*Data provided:*
☆ ☆ ☆ ☆ ☆ ☆ ☆

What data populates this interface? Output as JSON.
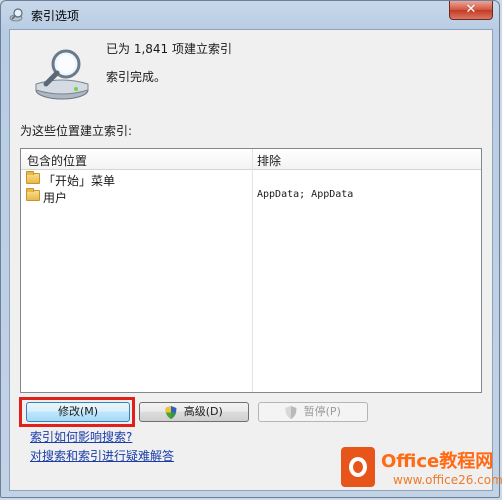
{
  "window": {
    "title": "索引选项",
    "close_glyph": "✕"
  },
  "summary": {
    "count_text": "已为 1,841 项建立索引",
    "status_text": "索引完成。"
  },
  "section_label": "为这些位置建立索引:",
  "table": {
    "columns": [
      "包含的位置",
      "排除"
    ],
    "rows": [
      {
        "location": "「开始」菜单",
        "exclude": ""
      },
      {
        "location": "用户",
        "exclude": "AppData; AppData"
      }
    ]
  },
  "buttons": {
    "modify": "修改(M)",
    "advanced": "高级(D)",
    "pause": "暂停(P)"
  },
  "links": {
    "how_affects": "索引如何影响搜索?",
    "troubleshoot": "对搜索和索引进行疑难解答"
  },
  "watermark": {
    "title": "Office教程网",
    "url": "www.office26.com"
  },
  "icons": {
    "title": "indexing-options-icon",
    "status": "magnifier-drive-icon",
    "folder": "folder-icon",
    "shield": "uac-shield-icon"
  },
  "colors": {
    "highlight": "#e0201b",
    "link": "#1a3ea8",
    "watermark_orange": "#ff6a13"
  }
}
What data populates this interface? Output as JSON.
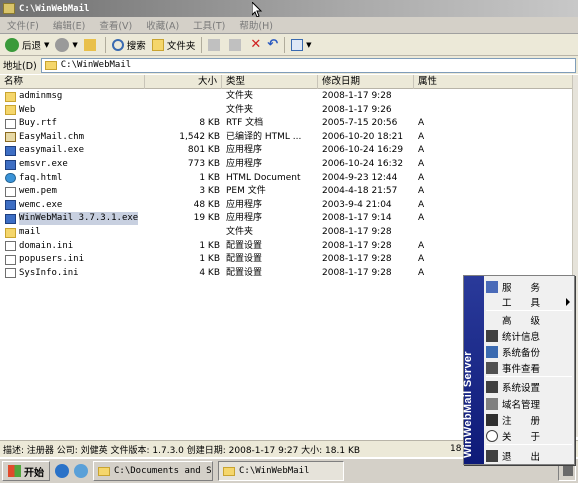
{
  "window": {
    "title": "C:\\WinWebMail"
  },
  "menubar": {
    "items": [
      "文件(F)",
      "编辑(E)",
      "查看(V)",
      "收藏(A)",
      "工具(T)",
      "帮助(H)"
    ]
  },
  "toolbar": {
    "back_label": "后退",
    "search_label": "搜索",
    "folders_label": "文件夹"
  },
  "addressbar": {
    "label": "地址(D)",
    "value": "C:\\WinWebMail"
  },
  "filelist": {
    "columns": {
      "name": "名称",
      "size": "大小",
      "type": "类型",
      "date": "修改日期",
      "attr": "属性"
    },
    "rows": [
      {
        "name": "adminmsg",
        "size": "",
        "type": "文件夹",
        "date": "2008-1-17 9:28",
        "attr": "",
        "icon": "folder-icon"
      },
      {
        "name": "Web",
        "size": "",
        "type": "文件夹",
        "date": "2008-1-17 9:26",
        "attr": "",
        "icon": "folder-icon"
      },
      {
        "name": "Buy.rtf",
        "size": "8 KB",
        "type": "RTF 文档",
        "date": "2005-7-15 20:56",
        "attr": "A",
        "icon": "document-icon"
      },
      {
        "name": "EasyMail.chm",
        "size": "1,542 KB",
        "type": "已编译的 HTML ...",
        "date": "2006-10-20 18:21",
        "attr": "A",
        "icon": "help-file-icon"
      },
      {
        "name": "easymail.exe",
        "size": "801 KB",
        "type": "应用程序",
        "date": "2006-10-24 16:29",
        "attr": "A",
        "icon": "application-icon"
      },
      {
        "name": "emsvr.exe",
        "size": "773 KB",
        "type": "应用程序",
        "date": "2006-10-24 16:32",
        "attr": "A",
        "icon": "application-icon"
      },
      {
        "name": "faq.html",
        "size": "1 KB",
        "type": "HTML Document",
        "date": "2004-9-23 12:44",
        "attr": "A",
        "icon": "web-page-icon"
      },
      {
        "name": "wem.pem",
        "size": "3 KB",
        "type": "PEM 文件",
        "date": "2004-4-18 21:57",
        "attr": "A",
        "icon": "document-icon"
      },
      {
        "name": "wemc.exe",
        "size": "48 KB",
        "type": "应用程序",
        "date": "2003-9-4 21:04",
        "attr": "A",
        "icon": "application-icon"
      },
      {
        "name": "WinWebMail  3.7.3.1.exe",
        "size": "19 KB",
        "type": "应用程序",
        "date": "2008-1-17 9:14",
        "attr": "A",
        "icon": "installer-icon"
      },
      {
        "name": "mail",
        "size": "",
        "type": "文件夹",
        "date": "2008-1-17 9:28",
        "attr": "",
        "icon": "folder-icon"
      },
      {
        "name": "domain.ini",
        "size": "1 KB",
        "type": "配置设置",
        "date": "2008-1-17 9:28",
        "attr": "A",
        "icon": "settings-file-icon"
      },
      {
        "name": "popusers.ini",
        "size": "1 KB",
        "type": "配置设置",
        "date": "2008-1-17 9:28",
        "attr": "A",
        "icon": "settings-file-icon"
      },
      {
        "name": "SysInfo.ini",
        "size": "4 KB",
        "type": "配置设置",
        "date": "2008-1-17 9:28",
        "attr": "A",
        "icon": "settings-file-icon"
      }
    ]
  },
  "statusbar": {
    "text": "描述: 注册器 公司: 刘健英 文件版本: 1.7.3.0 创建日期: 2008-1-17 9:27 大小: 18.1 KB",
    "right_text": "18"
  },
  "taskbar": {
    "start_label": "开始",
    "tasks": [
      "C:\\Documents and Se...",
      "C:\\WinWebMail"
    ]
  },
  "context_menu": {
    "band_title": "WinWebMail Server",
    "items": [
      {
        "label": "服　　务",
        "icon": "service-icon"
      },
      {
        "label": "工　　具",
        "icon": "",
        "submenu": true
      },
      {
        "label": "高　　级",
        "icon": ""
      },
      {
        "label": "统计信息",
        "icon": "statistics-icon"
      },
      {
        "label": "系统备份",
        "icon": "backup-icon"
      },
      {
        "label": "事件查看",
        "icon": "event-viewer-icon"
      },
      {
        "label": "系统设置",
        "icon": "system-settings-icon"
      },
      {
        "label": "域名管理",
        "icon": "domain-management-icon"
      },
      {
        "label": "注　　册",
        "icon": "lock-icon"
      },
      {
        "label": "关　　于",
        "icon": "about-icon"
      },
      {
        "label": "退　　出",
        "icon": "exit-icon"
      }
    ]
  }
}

☆ ☆ ☆ ☆ ☆ ☆ ☆

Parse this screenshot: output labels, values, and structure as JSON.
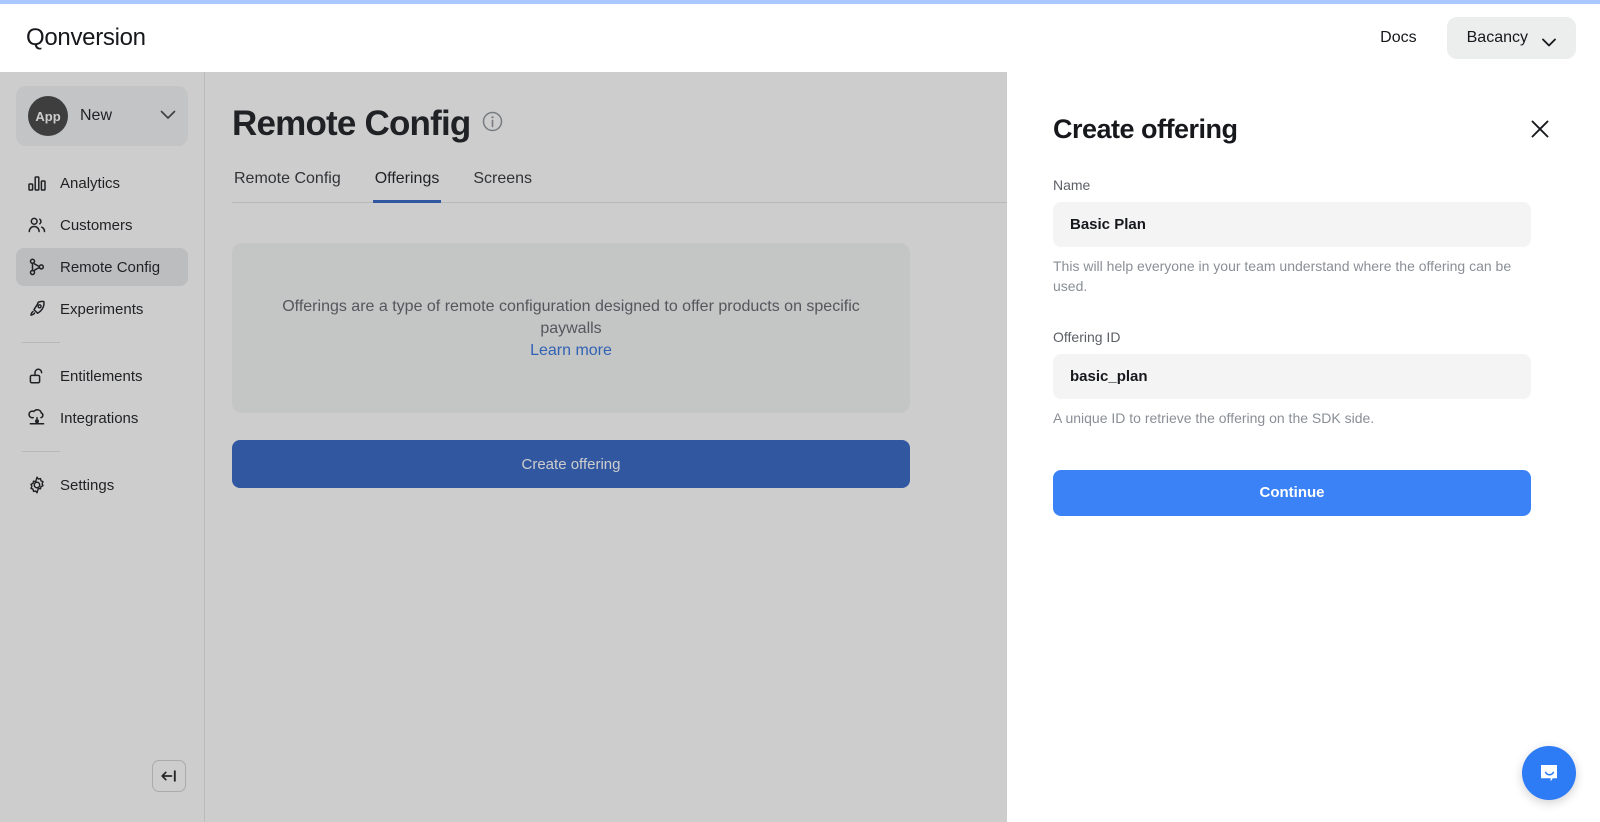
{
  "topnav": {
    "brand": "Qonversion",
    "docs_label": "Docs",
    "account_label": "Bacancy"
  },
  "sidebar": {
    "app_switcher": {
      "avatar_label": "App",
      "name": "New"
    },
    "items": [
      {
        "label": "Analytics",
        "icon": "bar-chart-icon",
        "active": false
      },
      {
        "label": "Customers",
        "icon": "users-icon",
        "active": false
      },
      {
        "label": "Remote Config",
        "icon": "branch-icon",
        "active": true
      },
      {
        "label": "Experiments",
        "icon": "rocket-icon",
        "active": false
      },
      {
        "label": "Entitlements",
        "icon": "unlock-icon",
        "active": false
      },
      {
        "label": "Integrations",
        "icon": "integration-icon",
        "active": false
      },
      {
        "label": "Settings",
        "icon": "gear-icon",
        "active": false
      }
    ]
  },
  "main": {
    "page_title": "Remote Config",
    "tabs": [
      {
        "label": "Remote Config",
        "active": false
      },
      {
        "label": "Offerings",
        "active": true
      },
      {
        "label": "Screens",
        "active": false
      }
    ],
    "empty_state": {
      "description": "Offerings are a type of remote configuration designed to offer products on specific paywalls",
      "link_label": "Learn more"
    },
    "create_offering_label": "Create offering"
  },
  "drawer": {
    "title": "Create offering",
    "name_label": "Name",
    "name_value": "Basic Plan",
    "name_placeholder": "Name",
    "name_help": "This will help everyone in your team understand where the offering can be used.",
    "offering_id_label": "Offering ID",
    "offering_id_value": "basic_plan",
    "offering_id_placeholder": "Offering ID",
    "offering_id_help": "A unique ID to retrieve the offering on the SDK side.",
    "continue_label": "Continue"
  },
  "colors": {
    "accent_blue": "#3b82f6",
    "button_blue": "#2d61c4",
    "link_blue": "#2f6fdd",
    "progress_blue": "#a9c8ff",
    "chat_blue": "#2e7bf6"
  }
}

☆ ☆ ☆ ☆ ☆ ☆ ☆

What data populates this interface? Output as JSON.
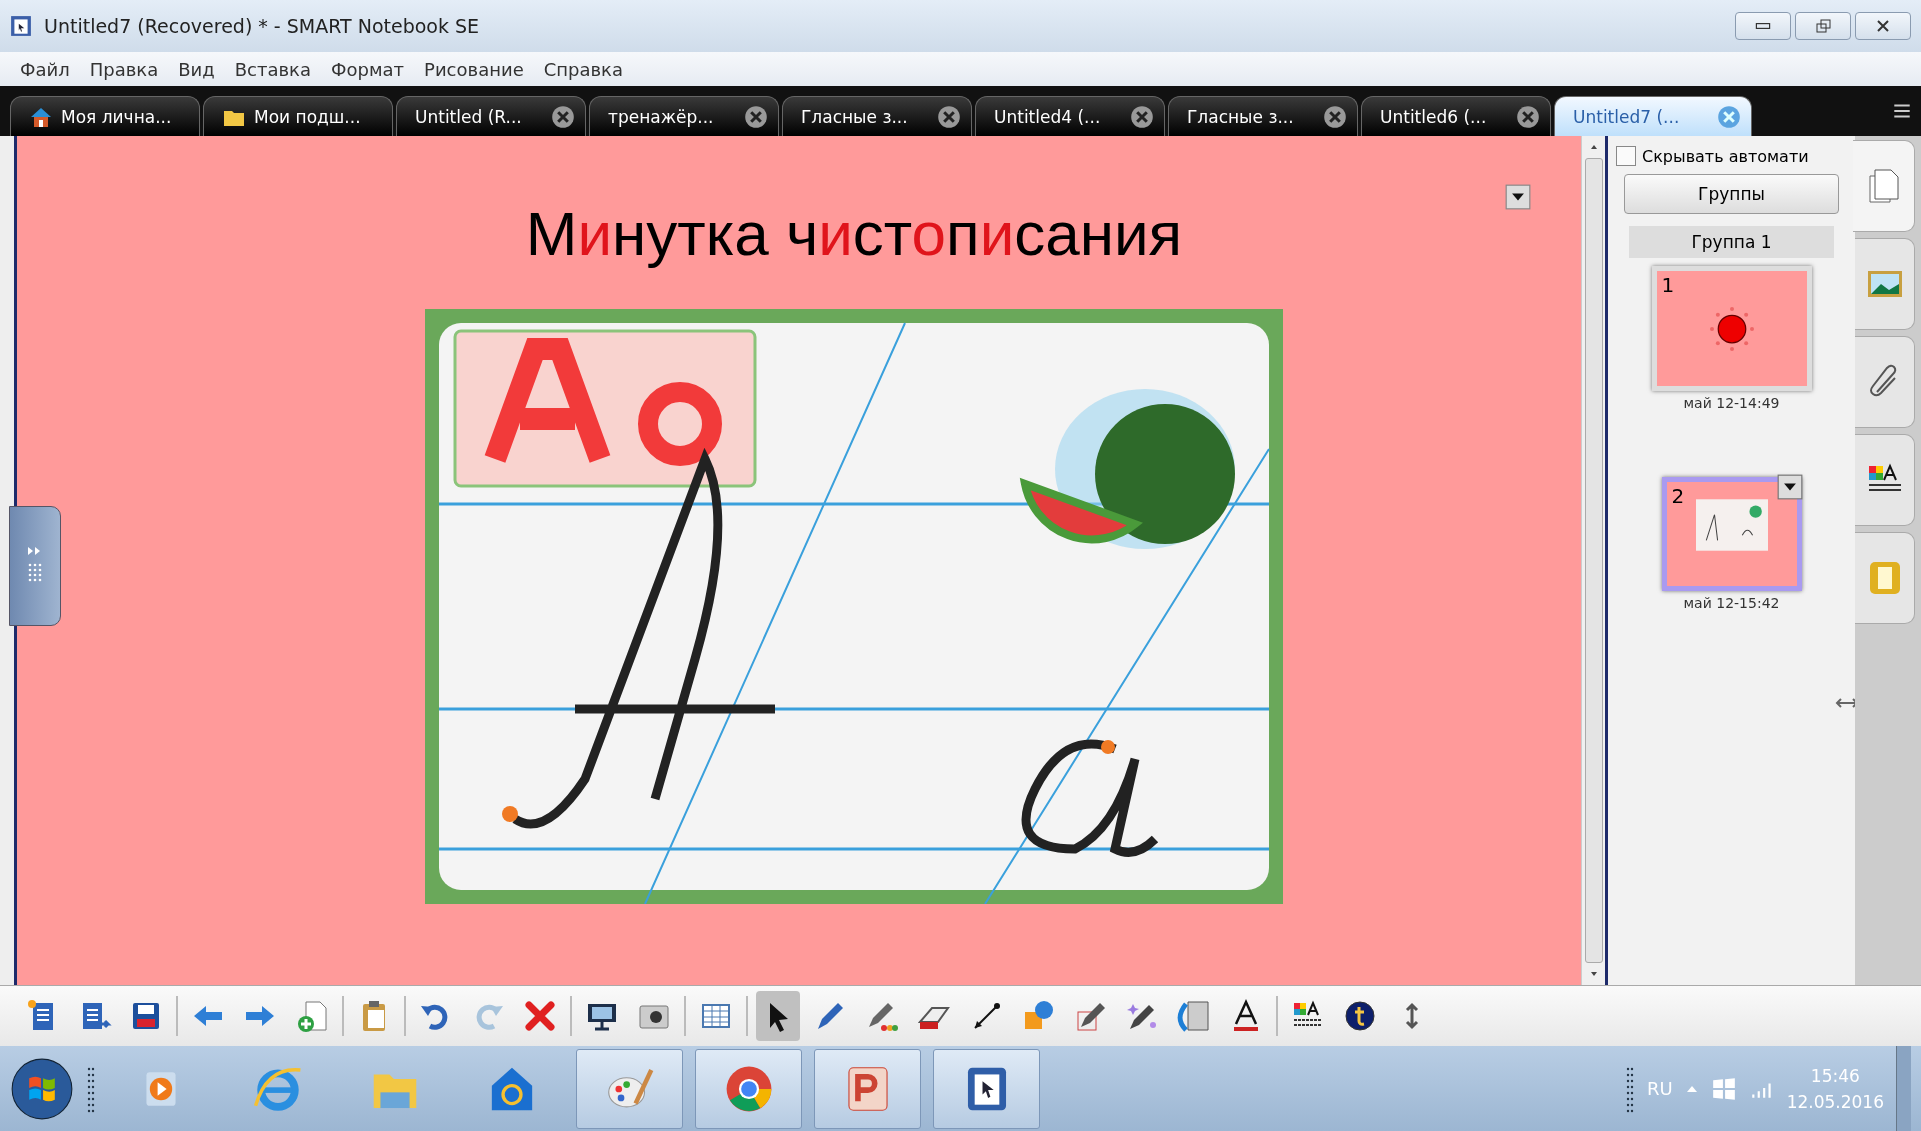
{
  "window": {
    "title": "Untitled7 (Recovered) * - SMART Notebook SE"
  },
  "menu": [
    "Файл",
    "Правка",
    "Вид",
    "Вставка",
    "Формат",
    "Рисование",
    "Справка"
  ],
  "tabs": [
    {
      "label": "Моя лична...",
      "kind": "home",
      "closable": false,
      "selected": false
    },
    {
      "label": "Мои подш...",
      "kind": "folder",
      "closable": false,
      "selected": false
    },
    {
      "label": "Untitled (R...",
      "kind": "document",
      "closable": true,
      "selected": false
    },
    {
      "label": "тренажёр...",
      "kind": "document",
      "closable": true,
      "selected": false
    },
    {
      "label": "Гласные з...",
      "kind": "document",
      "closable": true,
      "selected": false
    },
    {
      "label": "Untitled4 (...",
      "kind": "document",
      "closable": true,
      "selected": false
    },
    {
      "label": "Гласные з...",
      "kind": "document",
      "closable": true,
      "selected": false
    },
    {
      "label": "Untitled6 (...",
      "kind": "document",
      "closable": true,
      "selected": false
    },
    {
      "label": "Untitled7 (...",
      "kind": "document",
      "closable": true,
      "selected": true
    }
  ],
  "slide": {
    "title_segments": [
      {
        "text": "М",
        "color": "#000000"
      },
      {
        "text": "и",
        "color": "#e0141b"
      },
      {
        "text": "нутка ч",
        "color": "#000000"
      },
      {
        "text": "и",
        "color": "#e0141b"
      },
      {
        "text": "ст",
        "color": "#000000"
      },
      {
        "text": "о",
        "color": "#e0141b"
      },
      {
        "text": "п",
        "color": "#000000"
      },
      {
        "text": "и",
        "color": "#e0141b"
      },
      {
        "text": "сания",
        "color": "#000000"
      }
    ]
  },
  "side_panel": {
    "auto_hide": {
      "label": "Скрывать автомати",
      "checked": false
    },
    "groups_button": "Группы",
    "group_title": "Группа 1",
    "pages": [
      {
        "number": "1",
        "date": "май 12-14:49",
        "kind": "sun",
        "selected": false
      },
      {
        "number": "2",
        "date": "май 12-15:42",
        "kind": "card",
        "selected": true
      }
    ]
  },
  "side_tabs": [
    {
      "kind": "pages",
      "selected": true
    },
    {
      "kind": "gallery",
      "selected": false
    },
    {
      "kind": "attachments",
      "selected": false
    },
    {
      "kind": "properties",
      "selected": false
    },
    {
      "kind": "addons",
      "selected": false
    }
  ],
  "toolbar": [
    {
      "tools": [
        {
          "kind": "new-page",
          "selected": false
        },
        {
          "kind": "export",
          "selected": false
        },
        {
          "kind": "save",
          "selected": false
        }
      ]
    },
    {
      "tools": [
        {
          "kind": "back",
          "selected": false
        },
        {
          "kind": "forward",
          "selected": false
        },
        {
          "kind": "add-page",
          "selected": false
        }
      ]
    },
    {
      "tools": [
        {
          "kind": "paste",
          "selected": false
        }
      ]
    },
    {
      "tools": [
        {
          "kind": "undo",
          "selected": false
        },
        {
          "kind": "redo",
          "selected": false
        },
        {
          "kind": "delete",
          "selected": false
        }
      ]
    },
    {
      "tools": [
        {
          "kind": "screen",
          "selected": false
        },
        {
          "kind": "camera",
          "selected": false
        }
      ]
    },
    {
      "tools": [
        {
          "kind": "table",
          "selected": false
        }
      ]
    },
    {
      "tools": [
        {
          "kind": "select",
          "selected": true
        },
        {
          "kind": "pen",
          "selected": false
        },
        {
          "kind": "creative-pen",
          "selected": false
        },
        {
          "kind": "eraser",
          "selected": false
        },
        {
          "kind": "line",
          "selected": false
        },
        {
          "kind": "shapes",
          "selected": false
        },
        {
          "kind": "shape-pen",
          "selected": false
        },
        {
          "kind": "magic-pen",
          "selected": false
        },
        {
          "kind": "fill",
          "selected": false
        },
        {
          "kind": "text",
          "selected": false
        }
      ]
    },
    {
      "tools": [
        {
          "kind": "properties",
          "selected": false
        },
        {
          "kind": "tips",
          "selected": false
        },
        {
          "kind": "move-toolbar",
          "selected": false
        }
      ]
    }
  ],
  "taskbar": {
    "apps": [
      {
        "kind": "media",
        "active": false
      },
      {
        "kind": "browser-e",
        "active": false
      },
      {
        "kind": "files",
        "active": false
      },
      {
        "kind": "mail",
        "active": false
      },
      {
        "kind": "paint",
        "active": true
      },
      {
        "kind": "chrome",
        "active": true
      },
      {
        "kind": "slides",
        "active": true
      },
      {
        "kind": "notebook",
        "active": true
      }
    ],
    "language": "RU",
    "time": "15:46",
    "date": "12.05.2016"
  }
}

☆ ☆ ☆ ☆ ☆ ☆ ☆

*Directions:*
Check each line above for the word "domain" and say how many have it, with nothing else.

*Result of the task:*
2